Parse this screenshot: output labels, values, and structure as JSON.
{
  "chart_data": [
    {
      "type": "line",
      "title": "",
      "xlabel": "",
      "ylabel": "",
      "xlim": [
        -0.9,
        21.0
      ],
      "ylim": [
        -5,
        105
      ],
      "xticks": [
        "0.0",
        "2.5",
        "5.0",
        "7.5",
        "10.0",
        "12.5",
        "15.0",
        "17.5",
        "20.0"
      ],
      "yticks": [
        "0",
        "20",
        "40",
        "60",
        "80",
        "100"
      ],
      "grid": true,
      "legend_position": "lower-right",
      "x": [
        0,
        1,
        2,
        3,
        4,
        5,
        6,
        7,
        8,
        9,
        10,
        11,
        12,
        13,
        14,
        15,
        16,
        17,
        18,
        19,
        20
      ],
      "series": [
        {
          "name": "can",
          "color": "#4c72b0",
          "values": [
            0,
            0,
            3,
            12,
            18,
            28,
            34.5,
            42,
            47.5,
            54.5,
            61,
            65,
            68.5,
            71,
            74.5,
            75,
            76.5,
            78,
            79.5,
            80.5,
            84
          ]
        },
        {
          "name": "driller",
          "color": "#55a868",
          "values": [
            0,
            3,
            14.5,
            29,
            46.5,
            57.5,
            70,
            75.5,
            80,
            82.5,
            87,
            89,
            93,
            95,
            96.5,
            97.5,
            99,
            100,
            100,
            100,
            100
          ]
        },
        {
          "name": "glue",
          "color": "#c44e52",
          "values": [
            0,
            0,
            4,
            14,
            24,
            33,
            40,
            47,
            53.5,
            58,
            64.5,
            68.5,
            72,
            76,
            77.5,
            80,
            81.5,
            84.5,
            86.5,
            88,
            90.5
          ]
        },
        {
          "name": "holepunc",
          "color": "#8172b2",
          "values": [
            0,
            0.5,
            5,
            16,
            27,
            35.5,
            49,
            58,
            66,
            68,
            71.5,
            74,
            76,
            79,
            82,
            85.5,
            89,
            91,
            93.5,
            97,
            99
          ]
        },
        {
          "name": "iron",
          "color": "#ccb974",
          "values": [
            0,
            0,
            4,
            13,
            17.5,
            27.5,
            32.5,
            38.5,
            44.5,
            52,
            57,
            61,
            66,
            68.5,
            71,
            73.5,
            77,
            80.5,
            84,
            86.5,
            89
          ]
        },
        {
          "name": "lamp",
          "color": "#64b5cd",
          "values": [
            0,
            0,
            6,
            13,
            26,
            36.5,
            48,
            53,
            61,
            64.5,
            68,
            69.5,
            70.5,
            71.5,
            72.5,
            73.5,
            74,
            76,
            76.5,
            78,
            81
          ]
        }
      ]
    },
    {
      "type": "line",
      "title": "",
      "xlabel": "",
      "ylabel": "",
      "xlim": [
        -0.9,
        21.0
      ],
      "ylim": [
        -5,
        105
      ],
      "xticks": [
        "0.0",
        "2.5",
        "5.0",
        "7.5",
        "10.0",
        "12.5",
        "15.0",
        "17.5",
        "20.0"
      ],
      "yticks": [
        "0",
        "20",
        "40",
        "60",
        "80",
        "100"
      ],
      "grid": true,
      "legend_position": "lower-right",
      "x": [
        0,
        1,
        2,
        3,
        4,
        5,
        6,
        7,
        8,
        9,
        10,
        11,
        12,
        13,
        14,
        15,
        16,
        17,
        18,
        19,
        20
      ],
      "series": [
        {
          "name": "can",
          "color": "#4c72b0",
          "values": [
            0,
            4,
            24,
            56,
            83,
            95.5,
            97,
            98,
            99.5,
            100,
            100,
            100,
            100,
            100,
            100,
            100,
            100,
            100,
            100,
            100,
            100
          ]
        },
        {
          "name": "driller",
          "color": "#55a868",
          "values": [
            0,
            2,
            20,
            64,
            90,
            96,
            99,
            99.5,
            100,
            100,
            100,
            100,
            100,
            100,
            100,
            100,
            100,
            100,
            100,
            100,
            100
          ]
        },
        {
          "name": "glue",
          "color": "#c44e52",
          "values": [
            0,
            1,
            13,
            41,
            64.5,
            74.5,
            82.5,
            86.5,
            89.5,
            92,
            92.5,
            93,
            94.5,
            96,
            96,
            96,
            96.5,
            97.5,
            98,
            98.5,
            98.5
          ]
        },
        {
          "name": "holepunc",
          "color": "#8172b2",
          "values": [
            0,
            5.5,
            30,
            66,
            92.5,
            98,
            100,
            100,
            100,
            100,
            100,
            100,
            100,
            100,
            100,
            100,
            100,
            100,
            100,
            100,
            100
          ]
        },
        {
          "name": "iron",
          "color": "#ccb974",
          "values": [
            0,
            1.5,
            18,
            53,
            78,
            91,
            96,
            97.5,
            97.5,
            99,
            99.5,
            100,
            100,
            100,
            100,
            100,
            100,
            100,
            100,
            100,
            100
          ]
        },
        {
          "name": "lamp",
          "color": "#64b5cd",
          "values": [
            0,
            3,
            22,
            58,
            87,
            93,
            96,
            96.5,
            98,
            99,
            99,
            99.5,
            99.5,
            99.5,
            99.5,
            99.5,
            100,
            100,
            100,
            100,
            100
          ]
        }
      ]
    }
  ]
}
------------------------------------------------------------
**Given task**
Please repeat the listing exactly, with nothing left out.

**Result for this task**
Parse this screenshot: output labels, values, and structure as JSON.
{
  "chart_data": [
    {
      "type": "line",
      "title": "",
      "xlabel": "",
      "ylabel": "",
      "xlim": [
        -0.9,
        21.0
      ],
      "ylim": [
        -5,
        105
      ],
      "xticks": [
        "0.0",
        "2.5",
        "5.0",
        "7.5",
        "10.0",
        "12.5",
        "15.0",
        "17.5",
        "20.0"
      ],
      "yticks": [
        "0",
        "20",
        "40",
        "60",
        "80",
        "100"
      ],
      "grid": true,
      "legend_position": "lower-right",
      "x": [
        0,
        1,
        2,
        3,
        4,
        5,
        6,
        7,
        8,
        9,
        10,
        11,
        12,
        13,
        14,
        15,
        16,
        17,
        18,
        19,
        20
      ],
      "series": [
        {
          "name": "can",
          "color": "#4c72b0",
          "values": [
            0,
            0,
            3,
            12,
            18,
            28,
            34.5,
            42,
            47.5,
            54.5,
            61,
            65,
            68.5,
            71,
            74.5,
            75,
            76.5,
            78,
            79.5,
            80.5,
            84
          ]
        },
        {
          "name": "driller",
          "color": "#55a868",
          "values": [
            0,
            3,
            14.5,
            29,
            46.5,
            57.5,
            70,
            75.5,
            80,
            82.5,
            87,
            89,
            93,
            95,
            96.5,
            97.5,
            99,
            100,
            100,
            100,
            100
          ]
        },
        {
          "name": "glue",
          "color": "#c44e52",
          "values": [
            0,
            0,
            4,
            14,
            24,
            33,
            40,
            47,
            53.5,
            58,
            64.5,
            68.5,
            72,
            76,
            77.5,
            80,
            81.5,
            84.5,
            86.5,
            88,
            90.5
          ]
        },
        {
          "name": "holepunc",
          "color": "#8172b2",
          "values": [
            0,
            0.5,
            5,
            16,
            27,
            35.5,
            49,
            58,
            66,
            68,
            71.5,
            74,
            76,
            79,
            82,
            85.5,
            89,
            91,
            93.5,
            97,
            99
          ]
        },
        {
          "name": "iron",
          "color": "#ccb974",
          "values": [
            0,
            0,
            4,
            13,
            17.5,
            27.5,
            32.5,
            38.5,
            44.5,
            52,
            57,
            61,
            66,
            68.5,
            71,
            73.5,
            77,
            80.5,
            84,
            86.5,
            89
          ]
        },
        {
          "name": "lamp",
          "color": "#64b5cd",
          "values": [
            0,
            0,
            6,
            13,
            26,
            36.5,
            48,
            53,
            61,
            64.5,
            68,
            69.5,
            70.5,
            71.5,
            72.5,
            73.5,
            74,
            76,
            76.5,
            78,
            81
          ]
        }
      ]
    },
    {
      "type": "line",
      "title": "",
      "xlabel": "",
      "ylabel": "",
      "xlim": [
        -0.9,
        21.0
      ],
      "ylim": [
        -5,
        105
      ],
      "xticks": [
        "0.0",
        "2.5",
        "5.0",
        "7.5",
        "10.0",
        "12.5",
        "15.0",
        "17.5",
        "20.0"
      ],
      "yticks": [
        "0",
        "20",
        "40",
        "60",
        "80",
        "100"
      ],
      "grid": true,
      "legend_position": "lower-right",
      "x": [
        0,
        1,
        2,
        3,
        4,
        5,
        6,
        7,
        8,
        9,
        10,
        11,
        12,
        13,
        14,
        15,
        16,
        17,
        18,
        19,
        20
      ],
      "series": [
        {
          "name": "can",
          "color": "#4c72b0",
          "values": [
            0,
            4,
            24,
            56,
            83,
            95.5,
            97,
            98,
            99.5,
            100,
            100,
            100,
            100,
            100,
            100,
            100,
            100,
            100,
            100,
            100,
            100
          ]
        },
        {
          "name": "driller",
          "color": "#55a868",
          "values": [
            0,
            2,
            20,
            64,
            90,
            96,
            99,
            99.5,
            100,
            100,
            100,
            100,
            100,
            100,
            100,
            100,
            100,
            100,
            100,
            100,
            100
          ]
        },
        {
          "name": "glue",
          "color": "#c44e52",
          "values": [
            0,
            1,
            13,
            41,
            64.5,
            74.5,
            82.5,
            86.5,
            89.5,
            92,
            92.5,
            93,
            94.5,
            96,
            96,
            96,
            96.5,
            97.5,
            98,
            98.5,
            98.5
          ]
        },
        {
          "name": "holepunc",
          "color": "#8172b2",
          "values": [
            0,
            5.5,
            30,
            66,
            92.5,
            98,
            100,
            100,
            100,
            100,
            100,
            100,
            100,
            100,
            100,
            100,
            100,
            100,
            100,
            100,
            100
          ]
        },
        {
          "name": "iron",
          "color": "#ccb974",
          "values": [
            0,
            1.5,
            18,
            53,
            78,
            91,
            96,
            97.5,
            97.5,
            99,
            99.5,
            100,
            100,
            100,
            100,
            100,
            100,
            100,
            100,
            100,
            100
          ]
        },
        {
          "name": "lamp",
          "color": "#64b5cd",
          "values": [
            0,
            3,
            22,
            58,
            87,
            93,
            96,
            96.5,
            98,
            99,
            99,
            99.5,
            99.5,
            99.5,
            99.5,
            99.5,
            100,
            100,
            100,
            100,
            100
          ]
        }
      ]
    }
  ]
}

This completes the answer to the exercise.